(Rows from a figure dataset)

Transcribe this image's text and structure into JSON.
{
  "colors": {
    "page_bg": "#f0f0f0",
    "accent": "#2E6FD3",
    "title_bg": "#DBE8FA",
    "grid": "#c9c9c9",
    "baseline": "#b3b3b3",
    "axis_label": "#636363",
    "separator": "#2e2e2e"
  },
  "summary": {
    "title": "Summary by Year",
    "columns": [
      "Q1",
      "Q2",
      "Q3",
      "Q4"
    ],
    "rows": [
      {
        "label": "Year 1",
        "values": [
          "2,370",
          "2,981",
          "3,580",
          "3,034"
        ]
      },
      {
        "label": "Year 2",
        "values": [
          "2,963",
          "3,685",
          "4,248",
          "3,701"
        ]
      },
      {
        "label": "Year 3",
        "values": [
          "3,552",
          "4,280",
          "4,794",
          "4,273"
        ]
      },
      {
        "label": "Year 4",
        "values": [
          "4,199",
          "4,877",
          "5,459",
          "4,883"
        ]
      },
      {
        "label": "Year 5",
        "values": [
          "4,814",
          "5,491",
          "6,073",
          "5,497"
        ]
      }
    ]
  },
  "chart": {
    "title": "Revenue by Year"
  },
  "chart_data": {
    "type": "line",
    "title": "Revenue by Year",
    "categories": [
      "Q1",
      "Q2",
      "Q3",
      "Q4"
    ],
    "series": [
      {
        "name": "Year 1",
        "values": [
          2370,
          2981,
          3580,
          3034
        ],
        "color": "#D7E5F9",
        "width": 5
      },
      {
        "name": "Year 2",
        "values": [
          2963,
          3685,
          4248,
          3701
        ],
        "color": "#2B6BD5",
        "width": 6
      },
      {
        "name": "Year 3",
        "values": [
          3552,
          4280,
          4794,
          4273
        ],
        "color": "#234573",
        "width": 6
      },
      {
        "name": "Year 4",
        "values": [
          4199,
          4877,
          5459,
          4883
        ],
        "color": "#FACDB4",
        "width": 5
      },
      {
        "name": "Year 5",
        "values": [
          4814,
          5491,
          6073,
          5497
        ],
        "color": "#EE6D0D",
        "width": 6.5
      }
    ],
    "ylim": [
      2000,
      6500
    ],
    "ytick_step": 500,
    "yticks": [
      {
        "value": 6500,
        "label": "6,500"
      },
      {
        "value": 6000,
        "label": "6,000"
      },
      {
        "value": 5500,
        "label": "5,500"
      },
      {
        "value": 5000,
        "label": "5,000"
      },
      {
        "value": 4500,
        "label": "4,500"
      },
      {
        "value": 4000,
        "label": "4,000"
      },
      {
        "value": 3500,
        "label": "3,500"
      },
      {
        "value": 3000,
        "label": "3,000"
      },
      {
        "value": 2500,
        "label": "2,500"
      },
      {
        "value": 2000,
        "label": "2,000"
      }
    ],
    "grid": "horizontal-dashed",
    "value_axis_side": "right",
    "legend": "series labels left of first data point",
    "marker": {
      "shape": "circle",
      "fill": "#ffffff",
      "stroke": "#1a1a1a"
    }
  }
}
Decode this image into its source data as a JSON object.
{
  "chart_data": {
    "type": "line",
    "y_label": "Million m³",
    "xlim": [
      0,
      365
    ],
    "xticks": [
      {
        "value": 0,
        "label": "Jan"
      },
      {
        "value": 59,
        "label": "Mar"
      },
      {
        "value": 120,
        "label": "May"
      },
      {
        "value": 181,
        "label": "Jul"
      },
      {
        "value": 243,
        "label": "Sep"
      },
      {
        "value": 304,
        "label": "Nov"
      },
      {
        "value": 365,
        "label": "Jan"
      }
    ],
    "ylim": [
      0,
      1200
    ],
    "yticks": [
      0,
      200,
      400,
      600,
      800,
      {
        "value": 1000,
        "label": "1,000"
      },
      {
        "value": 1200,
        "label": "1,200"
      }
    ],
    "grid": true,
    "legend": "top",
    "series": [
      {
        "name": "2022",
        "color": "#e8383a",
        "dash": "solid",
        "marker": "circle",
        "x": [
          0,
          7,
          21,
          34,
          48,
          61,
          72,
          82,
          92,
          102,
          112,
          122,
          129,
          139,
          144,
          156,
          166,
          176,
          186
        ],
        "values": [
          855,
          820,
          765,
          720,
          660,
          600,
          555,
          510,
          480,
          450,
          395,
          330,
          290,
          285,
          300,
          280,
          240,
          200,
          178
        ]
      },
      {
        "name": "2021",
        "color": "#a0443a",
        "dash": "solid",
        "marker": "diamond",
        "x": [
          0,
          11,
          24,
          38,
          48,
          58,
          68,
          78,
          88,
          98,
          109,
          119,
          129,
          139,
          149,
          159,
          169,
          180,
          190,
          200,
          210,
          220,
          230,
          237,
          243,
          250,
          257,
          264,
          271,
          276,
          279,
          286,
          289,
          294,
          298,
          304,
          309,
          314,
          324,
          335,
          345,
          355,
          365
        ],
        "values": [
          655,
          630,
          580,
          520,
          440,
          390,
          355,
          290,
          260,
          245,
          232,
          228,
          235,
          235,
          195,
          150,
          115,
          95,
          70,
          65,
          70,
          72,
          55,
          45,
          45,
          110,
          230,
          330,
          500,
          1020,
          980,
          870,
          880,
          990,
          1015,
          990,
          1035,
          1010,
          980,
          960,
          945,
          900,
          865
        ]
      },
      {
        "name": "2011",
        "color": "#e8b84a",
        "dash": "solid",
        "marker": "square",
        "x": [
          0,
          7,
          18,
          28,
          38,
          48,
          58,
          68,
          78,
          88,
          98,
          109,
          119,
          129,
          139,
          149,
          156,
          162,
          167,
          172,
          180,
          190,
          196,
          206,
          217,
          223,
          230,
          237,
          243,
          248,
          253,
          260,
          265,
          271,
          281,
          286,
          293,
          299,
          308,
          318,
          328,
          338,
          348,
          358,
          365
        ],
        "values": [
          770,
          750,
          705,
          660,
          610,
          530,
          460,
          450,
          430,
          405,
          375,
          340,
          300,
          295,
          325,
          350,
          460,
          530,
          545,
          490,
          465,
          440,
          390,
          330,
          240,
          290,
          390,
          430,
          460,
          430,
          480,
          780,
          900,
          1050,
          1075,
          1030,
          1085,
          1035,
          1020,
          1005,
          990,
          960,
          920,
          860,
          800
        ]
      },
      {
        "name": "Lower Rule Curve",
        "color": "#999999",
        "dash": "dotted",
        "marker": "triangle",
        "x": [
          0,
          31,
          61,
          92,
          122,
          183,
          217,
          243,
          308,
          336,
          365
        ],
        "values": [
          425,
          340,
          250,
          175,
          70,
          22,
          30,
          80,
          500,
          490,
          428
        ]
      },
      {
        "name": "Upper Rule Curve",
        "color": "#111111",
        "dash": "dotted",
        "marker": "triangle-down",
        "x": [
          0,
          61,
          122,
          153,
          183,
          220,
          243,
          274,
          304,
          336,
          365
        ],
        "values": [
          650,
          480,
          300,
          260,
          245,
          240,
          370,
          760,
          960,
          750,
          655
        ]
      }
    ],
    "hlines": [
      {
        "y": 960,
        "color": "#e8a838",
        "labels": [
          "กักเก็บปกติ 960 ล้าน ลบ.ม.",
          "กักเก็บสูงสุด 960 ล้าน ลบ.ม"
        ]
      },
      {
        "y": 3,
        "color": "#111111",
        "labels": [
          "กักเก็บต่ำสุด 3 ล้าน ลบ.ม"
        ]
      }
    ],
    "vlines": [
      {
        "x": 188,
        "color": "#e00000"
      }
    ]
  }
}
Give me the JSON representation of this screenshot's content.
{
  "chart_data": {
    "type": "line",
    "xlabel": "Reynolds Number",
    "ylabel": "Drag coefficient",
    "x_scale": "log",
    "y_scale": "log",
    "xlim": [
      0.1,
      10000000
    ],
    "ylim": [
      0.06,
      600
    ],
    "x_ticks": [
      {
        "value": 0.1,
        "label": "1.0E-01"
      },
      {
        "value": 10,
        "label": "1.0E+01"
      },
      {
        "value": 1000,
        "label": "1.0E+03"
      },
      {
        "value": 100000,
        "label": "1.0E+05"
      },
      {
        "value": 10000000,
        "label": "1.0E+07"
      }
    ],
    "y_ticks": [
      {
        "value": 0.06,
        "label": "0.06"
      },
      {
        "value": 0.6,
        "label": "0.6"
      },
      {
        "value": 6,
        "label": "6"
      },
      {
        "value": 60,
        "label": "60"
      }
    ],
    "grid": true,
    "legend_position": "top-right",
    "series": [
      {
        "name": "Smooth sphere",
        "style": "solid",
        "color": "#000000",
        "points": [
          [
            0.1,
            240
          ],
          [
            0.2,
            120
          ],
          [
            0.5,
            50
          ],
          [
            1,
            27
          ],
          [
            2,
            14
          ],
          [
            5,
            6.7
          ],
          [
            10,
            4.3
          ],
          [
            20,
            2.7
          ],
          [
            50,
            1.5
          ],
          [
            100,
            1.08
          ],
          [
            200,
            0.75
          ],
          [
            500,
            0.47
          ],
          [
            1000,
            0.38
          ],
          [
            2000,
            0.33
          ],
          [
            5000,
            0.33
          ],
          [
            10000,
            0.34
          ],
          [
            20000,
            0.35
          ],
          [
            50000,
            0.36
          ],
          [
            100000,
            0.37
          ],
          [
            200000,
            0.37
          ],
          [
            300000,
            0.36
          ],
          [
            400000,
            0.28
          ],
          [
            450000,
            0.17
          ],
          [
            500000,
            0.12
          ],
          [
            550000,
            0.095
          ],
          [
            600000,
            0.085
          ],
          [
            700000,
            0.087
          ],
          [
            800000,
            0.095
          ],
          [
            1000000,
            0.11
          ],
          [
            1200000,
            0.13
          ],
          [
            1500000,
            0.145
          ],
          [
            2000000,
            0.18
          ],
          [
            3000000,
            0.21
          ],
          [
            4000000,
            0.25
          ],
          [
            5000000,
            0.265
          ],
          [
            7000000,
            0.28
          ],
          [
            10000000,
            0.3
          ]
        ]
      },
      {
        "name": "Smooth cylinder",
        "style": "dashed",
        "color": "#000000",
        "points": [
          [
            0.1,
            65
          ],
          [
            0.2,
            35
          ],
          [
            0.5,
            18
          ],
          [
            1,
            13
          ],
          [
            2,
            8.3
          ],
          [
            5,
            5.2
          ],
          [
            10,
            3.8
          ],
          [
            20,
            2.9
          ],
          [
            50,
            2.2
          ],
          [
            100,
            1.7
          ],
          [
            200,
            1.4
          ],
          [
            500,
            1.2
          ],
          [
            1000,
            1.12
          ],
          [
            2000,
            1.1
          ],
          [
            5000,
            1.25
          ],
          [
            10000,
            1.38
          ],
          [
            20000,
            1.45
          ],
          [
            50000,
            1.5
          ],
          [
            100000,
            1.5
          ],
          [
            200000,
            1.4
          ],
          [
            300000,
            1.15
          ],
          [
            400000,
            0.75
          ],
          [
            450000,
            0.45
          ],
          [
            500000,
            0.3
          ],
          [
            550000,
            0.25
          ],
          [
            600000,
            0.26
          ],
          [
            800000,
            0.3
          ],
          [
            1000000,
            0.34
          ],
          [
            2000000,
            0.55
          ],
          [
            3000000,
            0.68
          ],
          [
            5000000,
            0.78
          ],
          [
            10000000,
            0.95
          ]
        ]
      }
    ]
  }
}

• [EXERCISE BRIEF] Find each line holding the string "Smooth" and copy it out.

• [TASK SOLUTION]
        "name": "Smooth sphere",
        "name": "Smooth cylinder",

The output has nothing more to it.